→ **Goal of the exercise**
Work out how many lines hold "LEOMINSTER". Give the number and nothing else.

§ §

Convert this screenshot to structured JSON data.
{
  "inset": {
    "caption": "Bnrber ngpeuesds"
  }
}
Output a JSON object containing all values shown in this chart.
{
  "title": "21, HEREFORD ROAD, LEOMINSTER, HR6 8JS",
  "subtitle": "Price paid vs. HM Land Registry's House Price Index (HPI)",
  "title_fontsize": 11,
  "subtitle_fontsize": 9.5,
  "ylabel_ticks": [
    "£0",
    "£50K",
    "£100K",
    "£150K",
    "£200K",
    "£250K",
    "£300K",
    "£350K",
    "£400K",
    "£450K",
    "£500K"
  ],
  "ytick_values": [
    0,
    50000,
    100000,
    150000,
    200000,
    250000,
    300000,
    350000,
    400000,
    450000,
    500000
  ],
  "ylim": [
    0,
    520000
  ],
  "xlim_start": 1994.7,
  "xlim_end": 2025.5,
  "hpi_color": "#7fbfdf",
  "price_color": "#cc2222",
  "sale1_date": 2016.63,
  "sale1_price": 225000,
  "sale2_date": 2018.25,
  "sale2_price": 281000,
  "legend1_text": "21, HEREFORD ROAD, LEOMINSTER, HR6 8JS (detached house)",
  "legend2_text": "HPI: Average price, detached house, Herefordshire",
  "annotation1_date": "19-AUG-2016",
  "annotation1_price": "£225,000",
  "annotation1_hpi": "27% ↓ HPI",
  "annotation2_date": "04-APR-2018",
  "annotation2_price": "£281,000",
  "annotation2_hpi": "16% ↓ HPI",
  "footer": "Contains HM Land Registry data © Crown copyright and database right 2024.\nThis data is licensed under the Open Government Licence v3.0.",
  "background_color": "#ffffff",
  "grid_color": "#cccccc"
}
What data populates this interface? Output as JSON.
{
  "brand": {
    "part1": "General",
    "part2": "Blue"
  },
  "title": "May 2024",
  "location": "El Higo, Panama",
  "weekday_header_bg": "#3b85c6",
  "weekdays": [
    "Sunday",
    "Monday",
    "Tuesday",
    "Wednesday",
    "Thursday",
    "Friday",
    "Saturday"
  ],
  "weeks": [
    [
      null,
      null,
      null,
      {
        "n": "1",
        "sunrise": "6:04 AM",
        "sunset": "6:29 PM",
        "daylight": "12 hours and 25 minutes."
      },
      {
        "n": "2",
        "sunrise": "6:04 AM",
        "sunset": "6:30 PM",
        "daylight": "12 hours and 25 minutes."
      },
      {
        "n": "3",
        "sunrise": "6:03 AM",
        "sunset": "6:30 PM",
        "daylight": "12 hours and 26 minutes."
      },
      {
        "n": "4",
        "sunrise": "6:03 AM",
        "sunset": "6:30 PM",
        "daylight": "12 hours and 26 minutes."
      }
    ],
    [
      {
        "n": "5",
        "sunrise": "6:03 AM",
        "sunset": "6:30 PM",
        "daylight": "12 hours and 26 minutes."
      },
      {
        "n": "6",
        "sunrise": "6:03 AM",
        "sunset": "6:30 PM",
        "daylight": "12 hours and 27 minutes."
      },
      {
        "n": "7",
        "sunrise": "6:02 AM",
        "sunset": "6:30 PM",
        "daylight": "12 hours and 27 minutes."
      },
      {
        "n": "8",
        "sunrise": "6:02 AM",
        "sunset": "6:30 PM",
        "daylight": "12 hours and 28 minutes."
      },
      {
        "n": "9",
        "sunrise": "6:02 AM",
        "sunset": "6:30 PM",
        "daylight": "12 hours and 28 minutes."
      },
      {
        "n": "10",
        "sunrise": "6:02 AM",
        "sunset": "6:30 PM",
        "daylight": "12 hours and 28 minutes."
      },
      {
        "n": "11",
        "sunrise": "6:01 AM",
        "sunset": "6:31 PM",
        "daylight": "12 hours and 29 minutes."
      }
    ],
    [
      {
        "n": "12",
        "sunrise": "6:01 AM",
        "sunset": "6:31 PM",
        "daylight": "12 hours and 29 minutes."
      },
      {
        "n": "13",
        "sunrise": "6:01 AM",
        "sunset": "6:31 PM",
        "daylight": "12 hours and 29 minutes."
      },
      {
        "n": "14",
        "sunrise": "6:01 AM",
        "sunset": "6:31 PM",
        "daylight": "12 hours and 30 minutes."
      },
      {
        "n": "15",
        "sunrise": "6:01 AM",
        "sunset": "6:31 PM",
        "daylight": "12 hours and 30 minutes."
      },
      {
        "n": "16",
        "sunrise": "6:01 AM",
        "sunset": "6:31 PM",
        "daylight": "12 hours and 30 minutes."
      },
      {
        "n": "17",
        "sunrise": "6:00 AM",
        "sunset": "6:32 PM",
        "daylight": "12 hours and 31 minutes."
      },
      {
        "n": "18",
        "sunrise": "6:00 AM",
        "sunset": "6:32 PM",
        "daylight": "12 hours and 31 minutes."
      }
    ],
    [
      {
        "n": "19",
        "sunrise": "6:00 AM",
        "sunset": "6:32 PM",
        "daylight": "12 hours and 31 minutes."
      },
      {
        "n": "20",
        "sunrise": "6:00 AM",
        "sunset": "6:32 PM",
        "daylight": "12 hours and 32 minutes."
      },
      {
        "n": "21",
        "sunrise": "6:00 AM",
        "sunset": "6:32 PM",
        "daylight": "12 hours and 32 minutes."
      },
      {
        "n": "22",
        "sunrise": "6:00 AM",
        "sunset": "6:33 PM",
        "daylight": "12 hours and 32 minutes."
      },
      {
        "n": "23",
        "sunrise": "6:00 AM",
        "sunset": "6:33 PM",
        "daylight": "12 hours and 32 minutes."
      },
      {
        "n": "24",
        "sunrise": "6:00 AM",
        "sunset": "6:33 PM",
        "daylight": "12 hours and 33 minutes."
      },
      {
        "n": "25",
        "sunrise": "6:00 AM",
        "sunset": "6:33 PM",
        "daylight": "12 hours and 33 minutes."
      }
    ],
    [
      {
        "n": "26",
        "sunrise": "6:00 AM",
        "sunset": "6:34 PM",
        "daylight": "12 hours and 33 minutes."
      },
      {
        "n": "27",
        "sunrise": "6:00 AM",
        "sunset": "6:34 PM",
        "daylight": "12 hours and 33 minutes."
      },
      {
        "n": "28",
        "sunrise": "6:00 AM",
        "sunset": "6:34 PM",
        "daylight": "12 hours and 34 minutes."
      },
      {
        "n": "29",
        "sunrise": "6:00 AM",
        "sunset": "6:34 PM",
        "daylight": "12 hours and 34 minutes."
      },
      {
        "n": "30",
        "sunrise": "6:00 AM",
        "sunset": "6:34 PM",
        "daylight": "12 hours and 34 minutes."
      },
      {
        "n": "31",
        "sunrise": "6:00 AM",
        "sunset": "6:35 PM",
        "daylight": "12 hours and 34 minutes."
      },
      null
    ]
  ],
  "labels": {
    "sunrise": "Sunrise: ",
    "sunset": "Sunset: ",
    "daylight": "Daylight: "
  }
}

§ §

→ **Written solution**
2